TASK DATA:
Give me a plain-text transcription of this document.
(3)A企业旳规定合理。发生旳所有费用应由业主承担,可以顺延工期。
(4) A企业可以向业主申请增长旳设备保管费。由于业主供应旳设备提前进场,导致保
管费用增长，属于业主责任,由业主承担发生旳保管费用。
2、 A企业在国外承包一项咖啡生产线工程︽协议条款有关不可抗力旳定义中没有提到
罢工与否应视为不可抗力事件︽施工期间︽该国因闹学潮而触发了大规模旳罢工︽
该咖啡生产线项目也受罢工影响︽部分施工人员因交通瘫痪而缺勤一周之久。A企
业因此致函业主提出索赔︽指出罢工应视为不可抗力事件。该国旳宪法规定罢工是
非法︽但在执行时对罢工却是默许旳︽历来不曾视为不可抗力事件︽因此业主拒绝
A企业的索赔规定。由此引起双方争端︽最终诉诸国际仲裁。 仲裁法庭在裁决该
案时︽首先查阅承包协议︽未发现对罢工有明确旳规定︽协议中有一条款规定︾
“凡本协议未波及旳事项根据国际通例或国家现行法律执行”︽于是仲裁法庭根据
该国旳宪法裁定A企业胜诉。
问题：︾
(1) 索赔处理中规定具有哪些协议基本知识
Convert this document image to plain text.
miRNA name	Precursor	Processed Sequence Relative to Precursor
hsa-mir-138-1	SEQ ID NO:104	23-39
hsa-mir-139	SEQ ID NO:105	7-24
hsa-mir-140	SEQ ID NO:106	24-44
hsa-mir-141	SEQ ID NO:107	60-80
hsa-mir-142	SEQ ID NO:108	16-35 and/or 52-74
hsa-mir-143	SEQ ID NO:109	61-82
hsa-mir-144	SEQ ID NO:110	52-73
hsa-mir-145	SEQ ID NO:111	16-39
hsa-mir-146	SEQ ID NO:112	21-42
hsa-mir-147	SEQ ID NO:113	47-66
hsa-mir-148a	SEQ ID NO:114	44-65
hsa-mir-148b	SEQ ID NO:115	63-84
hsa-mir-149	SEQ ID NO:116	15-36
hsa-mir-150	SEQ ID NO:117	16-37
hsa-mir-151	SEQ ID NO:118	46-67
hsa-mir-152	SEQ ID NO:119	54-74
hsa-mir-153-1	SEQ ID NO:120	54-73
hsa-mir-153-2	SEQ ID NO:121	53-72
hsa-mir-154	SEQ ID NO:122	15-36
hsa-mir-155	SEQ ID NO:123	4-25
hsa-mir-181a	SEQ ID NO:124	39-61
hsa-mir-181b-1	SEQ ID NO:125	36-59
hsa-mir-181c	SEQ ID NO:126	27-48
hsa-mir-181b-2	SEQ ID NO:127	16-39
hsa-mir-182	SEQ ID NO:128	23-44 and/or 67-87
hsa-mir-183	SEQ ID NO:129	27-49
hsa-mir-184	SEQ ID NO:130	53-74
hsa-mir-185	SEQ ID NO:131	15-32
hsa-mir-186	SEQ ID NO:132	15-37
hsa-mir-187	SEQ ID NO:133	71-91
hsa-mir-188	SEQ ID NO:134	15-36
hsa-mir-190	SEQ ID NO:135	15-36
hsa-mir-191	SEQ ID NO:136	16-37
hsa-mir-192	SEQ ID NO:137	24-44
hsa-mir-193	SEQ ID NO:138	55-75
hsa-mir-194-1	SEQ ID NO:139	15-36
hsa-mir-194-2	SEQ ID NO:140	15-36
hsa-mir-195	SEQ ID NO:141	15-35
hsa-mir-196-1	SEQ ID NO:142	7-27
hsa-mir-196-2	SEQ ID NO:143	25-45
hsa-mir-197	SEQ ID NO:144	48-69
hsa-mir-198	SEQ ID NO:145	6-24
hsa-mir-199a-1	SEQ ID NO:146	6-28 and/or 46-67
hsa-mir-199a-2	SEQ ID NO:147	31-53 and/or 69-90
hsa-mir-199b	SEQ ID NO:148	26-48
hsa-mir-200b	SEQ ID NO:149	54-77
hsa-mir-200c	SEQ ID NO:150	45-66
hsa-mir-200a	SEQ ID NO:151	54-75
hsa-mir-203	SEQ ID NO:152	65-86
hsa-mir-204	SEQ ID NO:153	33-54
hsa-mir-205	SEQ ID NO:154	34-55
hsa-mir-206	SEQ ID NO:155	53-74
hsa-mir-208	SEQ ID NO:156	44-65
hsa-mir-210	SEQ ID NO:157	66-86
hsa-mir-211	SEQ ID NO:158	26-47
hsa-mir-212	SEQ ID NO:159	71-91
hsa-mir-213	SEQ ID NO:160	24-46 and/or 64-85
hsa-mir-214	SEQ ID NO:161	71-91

OBJECTIVE:
Examine the records and pull out every line where the string "this" occurs.

OUTPUT:
Give me a plain-text transcription of this document.
Convert this document image to plain text.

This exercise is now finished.